§ WORK TO DO
Isolate every line in the data with the string "handle" and copy it.

(Collected data)
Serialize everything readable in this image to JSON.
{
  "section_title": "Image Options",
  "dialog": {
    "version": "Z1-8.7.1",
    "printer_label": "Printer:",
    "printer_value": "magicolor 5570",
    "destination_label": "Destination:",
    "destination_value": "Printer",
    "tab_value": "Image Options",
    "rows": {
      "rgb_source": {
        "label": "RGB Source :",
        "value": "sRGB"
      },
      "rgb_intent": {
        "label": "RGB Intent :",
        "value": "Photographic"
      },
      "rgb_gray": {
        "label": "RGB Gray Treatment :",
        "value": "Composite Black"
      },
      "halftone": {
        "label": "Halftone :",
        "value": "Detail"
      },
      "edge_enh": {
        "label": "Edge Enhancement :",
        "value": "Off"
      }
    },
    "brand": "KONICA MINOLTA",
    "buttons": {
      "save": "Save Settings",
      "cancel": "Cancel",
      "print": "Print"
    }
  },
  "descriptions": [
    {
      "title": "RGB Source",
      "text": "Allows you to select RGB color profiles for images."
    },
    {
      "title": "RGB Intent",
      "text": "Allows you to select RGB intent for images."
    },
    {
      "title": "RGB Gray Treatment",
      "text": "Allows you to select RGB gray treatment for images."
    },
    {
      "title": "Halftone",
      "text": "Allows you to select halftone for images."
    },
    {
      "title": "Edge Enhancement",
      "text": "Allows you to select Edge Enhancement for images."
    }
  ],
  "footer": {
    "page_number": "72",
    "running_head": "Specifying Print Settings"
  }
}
--
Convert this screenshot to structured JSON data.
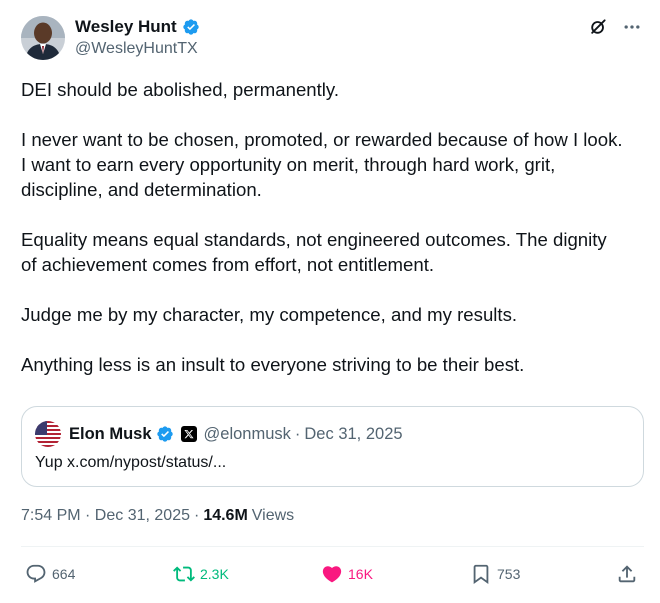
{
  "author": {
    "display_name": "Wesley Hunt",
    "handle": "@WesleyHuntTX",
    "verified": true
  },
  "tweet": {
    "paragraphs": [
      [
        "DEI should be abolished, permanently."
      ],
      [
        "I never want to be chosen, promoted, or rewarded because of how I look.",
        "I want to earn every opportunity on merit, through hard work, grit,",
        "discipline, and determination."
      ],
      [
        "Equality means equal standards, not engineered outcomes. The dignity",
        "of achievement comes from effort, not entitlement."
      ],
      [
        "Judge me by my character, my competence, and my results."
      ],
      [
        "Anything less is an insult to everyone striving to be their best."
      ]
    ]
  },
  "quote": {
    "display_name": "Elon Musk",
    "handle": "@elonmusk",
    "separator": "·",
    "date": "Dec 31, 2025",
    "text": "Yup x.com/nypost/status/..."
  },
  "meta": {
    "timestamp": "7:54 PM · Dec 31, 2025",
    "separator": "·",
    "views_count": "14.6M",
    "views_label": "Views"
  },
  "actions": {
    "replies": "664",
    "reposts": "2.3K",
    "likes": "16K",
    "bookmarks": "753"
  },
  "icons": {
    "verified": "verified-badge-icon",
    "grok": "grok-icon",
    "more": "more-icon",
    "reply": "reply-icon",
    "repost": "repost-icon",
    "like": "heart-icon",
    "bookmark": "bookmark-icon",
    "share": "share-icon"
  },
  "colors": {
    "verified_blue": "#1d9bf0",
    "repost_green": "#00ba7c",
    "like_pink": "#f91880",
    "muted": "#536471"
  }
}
* * *
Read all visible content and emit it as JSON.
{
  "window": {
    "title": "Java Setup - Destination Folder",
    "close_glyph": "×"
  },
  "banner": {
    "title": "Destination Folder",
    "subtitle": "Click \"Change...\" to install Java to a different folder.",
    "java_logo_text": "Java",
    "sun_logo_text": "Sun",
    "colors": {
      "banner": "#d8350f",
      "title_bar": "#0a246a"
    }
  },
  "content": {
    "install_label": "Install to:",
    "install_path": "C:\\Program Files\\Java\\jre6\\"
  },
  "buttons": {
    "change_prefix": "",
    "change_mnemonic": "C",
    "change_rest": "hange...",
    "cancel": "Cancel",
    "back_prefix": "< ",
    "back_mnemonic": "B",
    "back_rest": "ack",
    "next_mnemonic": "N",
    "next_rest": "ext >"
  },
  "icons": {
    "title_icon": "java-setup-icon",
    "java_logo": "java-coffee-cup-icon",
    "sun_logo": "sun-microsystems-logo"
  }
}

§ SOLUTION FOR THIS EXERCISE
    "handle": "@WesleyHuntTX",
    "handle": "@elonmusk",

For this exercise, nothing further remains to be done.